*EXERCISE DETAILS*:
All lines holding the string "this" are to be shown.

★ ★ ★ ★ ★ ★ ★

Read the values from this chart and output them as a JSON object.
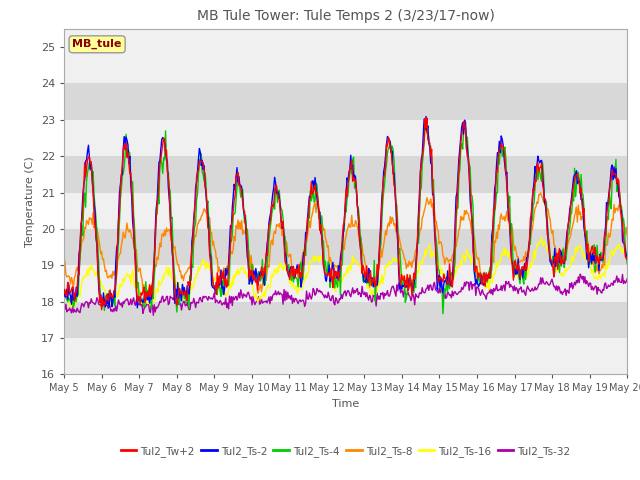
{
  "title": "MB Tule Tower: Tule Temps 2 (3/23/17-now)",
  "xlabel": "Time",
  "ylabel": "Temperature (C)",
  "ylim": [
    16.0,
    25.5
  ],
  "yticks": [
    16.0,
    17.0,
    18.0,
    19.0,
    20.0,
    21.0,
    22.0,
    23.0,
    24.0,
    25.0
  ],
  "legend_label": "MB_tule",
  "series_labels": [
    "Tul2_Tw+2",
    "Tul2_Ts-2",
    "Tul2_Ts-4",
    "Tul2_Ts-8",
    "Tul2_Ts-16",
    "Tul2_Ts-32"
  ],
  "series_colors": [
    "#ff0000",
    "#0000ff",
    "#00cc00",
    "#ff8800",
    "#ffff00",
    "#aa00aa"
  ],
  "line_width": 1.0,
  "bg_color": "#ffffff",
  "plot_bg_color_light": "#f0f0f0",
  "plot_bg_color_dark": "#d8d8d8",
  "title_color": "#555555",
  "axis_label_color": "#555555",
  "tick_color": "#555555",
  "annotation_text_color": "#880000",
  "annotation_bg": "#ffff99",
  "annotation_edge": "#999999"
}
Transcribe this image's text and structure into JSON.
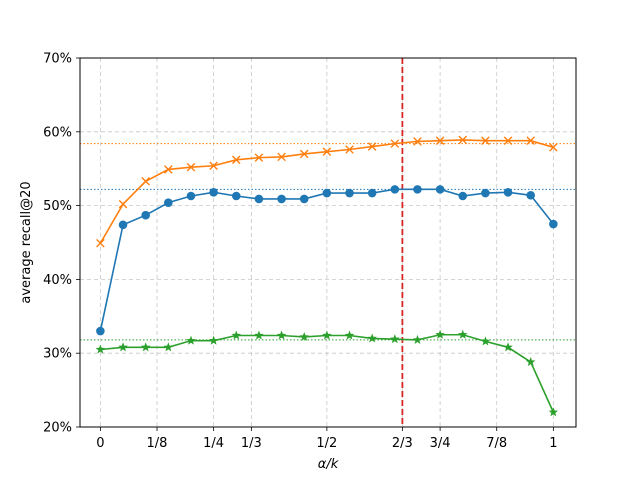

★ ★ ★ ★ ★ ★ ★

*FINAL RESULT*:
Read the values from this chart and output them as a JSON object.
Transcribe this image's text and structure into JSON.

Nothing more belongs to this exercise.